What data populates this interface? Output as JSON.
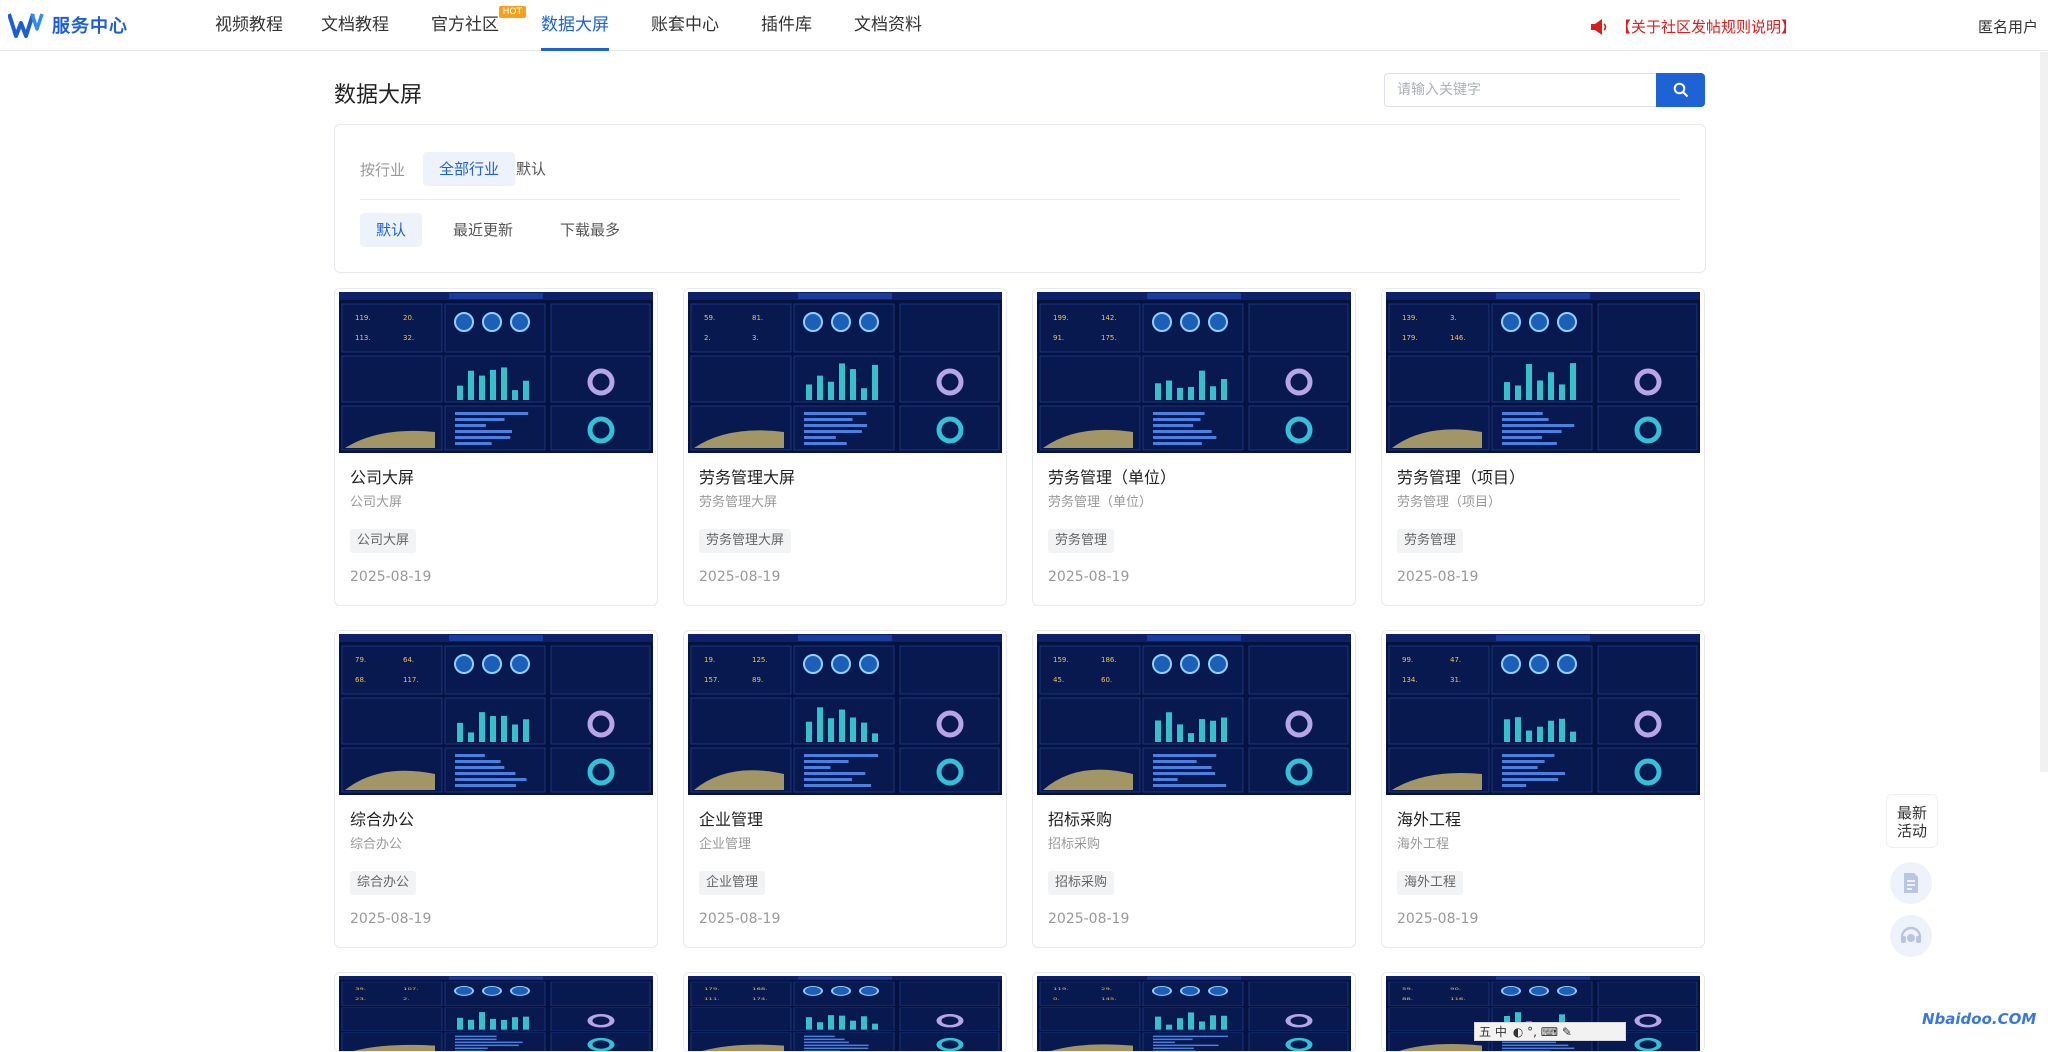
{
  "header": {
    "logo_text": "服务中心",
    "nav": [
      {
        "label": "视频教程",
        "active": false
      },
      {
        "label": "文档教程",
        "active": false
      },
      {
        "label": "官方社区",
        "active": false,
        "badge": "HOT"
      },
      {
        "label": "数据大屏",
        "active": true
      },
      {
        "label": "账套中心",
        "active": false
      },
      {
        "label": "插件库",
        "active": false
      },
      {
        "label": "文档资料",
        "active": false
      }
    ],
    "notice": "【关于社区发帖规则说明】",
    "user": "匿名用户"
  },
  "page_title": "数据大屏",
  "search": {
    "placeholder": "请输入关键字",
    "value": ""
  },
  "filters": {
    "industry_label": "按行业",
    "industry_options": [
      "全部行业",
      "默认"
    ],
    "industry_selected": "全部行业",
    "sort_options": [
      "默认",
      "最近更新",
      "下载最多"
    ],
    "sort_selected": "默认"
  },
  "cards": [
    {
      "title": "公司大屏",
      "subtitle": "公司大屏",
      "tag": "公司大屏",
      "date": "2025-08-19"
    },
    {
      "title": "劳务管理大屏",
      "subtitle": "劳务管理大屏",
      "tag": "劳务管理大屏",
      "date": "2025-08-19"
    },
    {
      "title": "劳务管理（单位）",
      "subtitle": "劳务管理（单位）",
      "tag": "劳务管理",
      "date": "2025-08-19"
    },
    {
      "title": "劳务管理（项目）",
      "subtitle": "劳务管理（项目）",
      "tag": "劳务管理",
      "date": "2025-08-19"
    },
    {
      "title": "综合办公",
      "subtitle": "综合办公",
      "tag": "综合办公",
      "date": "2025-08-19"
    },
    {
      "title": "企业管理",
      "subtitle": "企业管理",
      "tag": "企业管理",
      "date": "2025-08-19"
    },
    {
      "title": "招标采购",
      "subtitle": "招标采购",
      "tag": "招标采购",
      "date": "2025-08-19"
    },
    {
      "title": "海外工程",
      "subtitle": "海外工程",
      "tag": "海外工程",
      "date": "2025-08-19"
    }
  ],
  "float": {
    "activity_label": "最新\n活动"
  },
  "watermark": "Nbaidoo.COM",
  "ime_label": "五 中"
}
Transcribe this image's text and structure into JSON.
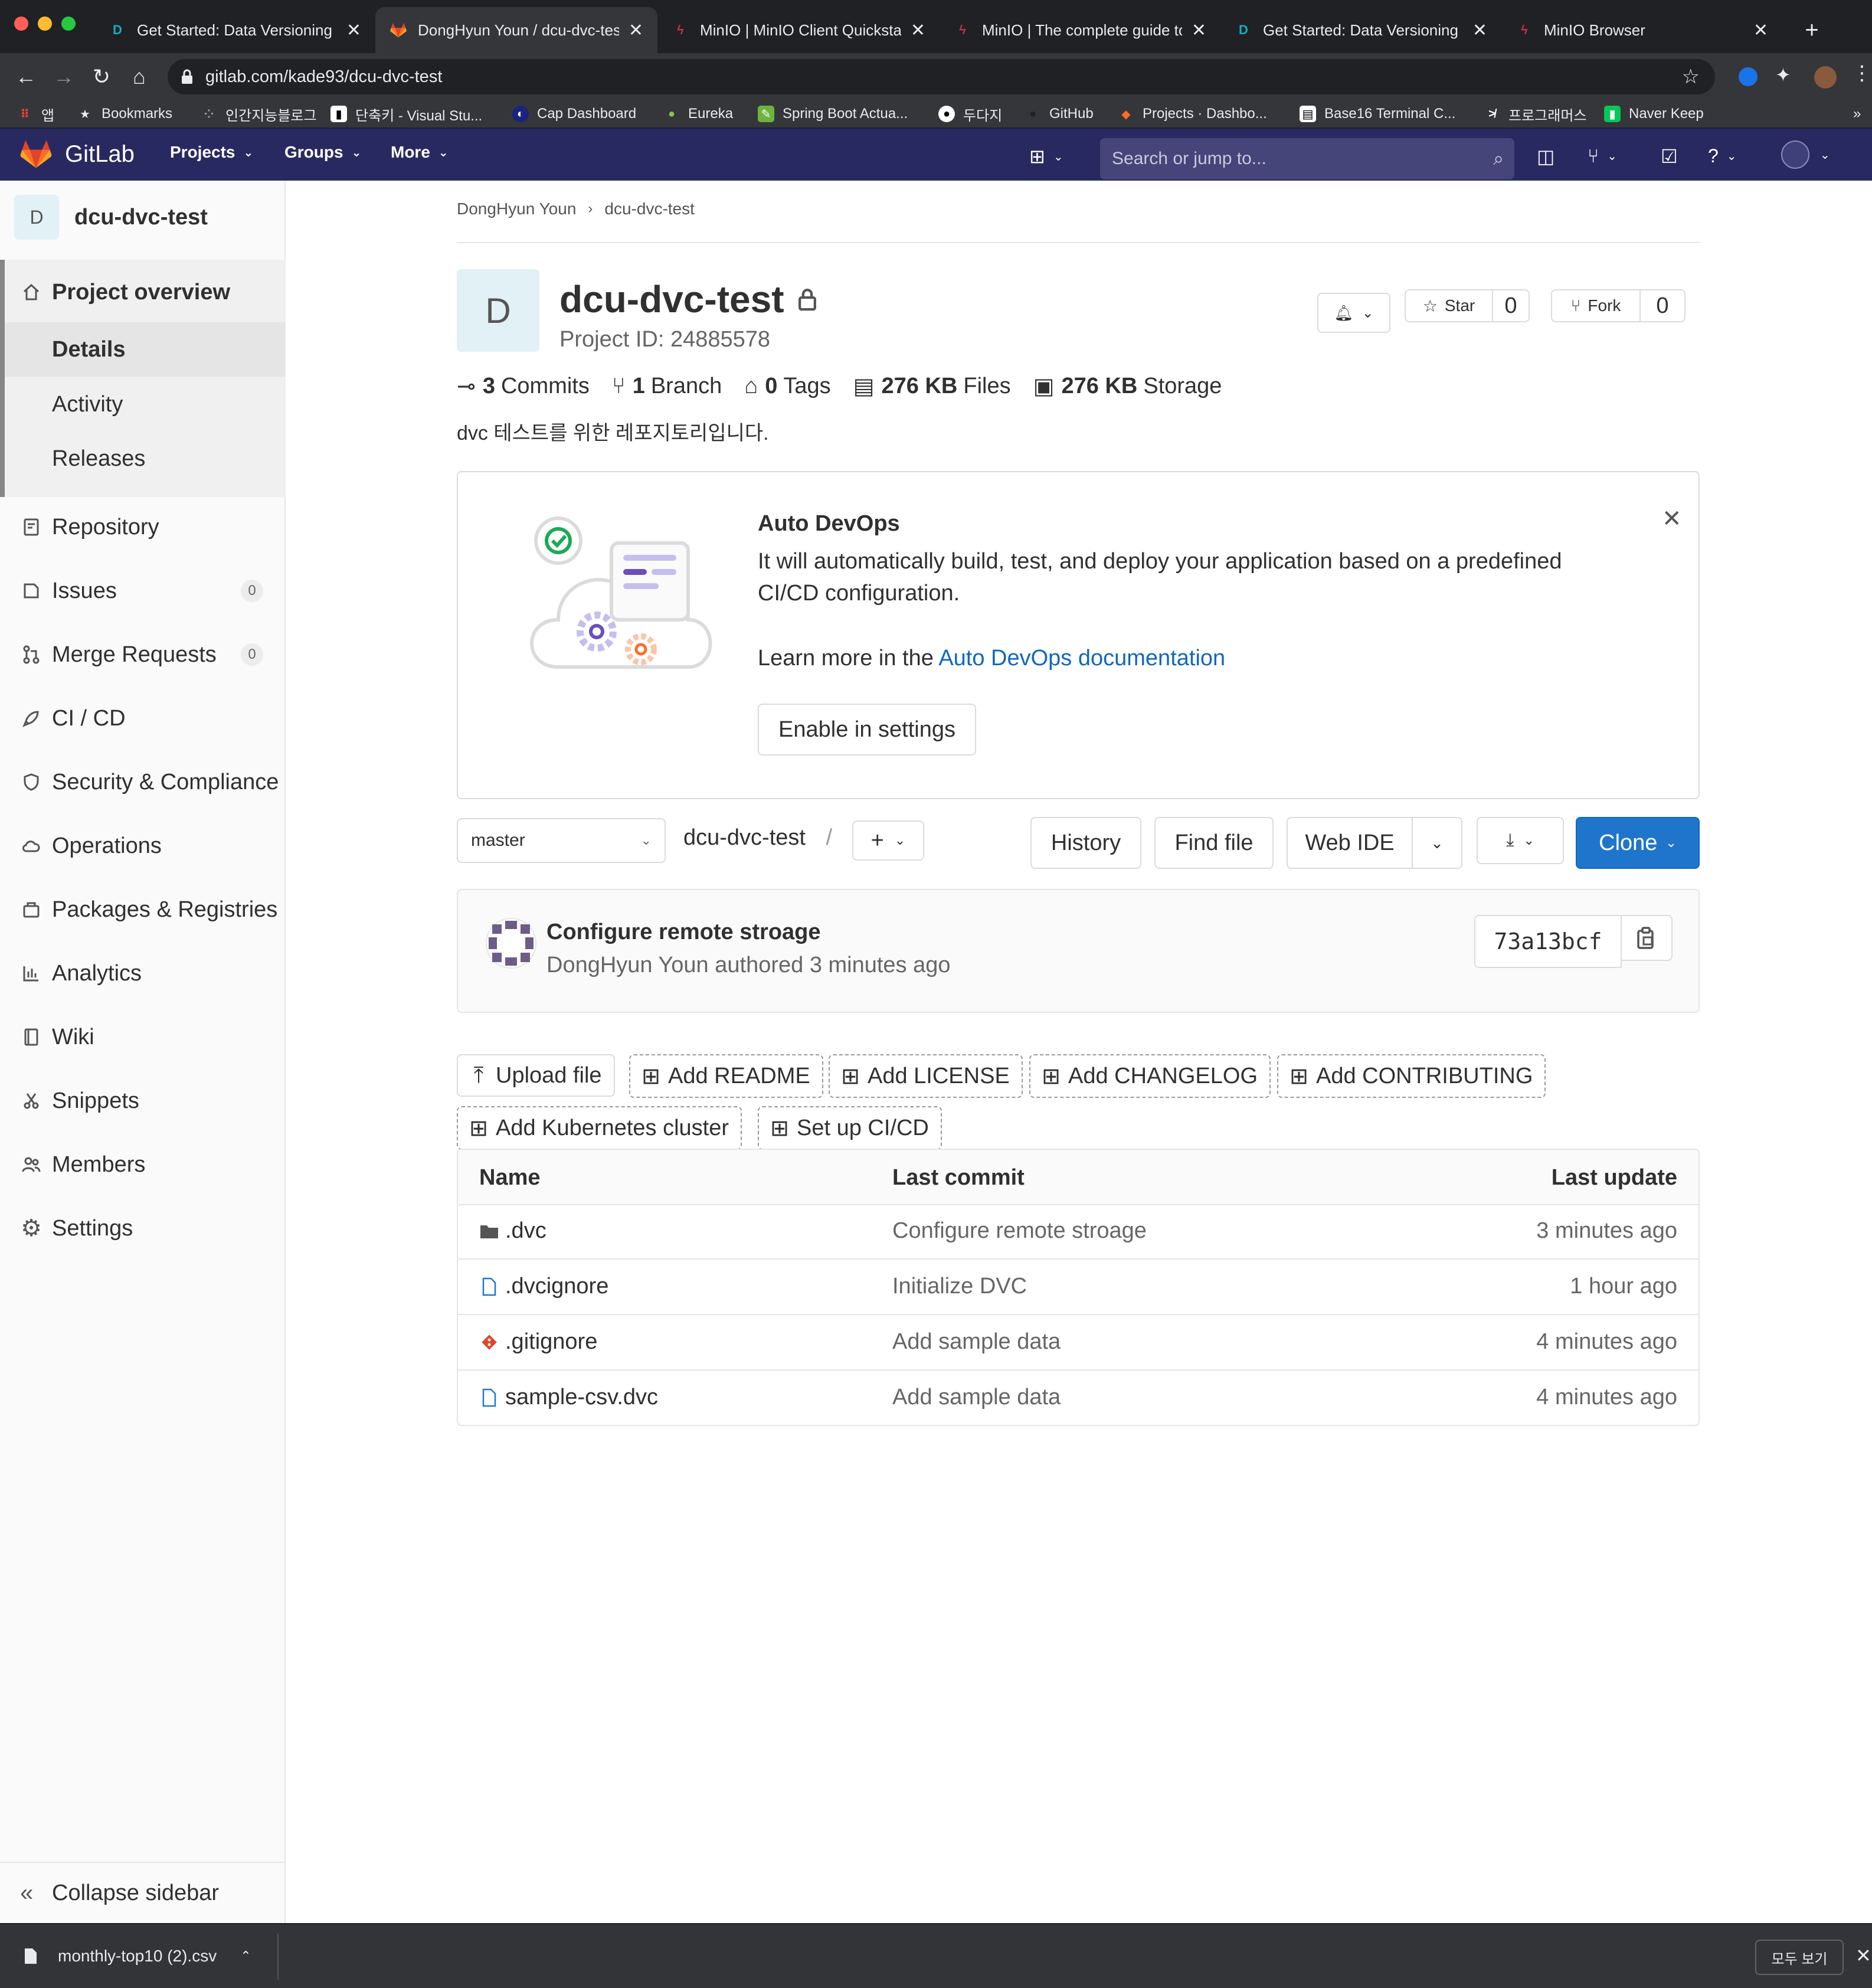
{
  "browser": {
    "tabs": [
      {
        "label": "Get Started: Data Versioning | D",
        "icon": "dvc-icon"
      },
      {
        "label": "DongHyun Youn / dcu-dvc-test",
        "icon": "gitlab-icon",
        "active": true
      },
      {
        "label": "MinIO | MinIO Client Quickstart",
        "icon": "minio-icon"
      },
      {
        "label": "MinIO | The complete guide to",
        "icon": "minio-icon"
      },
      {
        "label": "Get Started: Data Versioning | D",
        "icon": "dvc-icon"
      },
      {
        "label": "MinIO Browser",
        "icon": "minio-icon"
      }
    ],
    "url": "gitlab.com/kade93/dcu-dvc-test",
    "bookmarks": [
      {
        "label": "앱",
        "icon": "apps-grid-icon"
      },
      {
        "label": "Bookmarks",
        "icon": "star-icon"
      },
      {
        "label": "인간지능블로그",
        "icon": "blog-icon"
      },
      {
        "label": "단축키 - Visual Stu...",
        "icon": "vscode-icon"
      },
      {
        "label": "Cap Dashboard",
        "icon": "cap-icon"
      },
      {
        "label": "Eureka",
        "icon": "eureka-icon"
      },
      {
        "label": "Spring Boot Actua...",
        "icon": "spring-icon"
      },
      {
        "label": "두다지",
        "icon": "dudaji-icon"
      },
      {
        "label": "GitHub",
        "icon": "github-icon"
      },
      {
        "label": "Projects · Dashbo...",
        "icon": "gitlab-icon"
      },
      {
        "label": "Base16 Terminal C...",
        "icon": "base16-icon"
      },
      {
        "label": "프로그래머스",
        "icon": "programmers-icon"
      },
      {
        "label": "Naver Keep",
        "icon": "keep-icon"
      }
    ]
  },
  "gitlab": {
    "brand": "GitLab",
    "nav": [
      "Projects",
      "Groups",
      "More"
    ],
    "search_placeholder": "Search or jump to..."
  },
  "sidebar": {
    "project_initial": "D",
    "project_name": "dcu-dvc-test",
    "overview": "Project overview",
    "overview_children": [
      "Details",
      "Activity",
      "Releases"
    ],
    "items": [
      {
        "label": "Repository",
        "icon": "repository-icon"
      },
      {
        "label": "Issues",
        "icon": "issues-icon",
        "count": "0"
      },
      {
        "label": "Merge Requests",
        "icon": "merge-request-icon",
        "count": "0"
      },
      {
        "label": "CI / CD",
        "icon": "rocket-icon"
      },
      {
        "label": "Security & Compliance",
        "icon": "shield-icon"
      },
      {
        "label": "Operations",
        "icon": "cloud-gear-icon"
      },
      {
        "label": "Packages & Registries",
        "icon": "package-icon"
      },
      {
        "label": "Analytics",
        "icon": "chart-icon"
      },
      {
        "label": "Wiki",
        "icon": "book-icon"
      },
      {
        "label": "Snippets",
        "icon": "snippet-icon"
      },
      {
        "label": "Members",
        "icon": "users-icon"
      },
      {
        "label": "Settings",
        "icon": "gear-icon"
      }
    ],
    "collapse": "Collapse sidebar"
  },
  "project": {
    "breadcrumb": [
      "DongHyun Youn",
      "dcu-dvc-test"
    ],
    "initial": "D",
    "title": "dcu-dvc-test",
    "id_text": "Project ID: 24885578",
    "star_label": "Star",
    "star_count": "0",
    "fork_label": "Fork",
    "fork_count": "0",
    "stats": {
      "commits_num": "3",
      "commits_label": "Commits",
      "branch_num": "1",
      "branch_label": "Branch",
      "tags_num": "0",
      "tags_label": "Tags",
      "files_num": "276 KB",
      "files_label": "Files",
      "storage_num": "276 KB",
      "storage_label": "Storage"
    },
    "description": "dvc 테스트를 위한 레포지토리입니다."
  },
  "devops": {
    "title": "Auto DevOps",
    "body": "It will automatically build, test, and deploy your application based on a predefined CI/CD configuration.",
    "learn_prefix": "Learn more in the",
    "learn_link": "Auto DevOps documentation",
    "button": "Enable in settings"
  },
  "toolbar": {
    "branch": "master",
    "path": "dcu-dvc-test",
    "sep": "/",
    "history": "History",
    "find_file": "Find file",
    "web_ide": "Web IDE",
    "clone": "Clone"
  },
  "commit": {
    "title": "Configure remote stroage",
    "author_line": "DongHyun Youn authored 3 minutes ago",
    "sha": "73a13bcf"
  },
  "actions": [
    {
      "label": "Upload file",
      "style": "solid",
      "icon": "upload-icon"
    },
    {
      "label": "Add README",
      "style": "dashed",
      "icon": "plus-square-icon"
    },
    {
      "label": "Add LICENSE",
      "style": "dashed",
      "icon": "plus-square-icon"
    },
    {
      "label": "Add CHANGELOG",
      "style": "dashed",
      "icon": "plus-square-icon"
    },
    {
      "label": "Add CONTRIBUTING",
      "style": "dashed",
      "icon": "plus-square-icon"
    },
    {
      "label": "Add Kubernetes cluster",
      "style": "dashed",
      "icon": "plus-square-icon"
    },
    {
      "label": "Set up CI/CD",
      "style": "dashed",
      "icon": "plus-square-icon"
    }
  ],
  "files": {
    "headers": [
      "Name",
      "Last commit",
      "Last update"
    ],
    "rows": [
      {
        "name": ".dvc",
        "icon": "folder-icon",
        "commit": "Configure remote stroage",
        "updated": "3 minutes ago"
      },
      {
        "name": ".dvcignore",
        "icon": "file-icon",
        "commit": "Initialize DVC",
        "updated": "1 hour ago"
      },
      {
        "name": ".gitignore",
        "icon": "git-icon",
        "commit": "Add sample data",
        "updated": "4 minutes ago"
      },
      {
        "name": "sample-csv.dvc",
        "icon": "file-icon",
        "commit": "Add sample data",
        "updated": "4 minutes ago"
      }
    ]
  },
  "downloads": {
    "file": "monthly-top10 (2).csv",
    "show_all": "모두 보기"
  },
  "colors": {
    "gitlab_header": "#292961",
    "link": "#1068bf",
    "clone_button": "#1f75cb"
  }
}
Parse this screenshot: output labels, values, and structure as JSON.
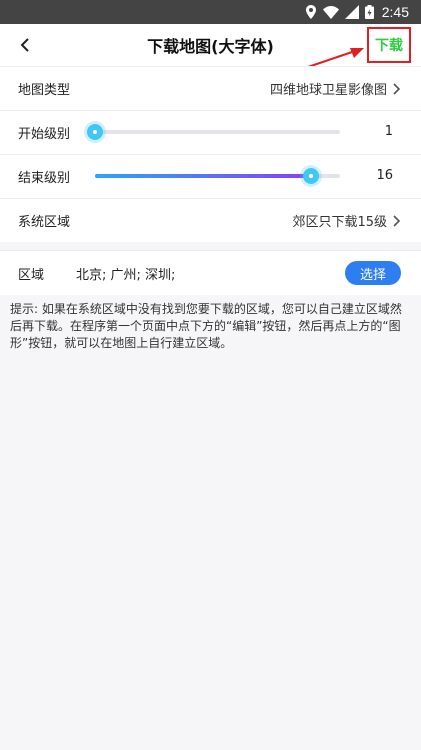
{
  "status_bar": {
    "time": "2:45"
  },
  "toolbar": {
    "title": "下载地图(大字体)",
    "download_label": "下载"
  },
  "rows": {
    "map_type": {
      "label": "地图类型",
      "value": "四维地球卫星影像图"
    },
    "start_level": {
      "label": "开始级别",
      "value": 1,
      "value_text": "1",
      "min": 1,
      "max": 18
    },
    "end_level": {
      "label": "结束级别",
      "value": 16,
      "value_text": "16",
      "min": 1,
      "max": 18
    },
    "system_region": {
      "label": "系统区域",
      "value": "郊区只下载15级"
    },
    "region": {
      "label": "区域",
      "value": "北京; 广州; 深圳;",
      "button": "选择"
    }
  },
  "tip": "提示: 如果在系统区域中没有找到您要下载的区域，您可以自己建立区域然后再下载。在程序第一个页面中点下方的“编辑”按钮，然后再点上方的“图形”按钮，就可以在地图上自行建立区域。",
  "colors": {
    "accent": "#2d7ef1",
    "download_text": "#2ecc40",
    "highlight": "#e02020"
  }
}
══════════════════════════════
### The exercise
Return each full line of the entries that contains the word "structure".

### Output for this task
Transcribe this image's text and structure into JSON.
Parse this screenshot: output labels, values, and structure as JSON.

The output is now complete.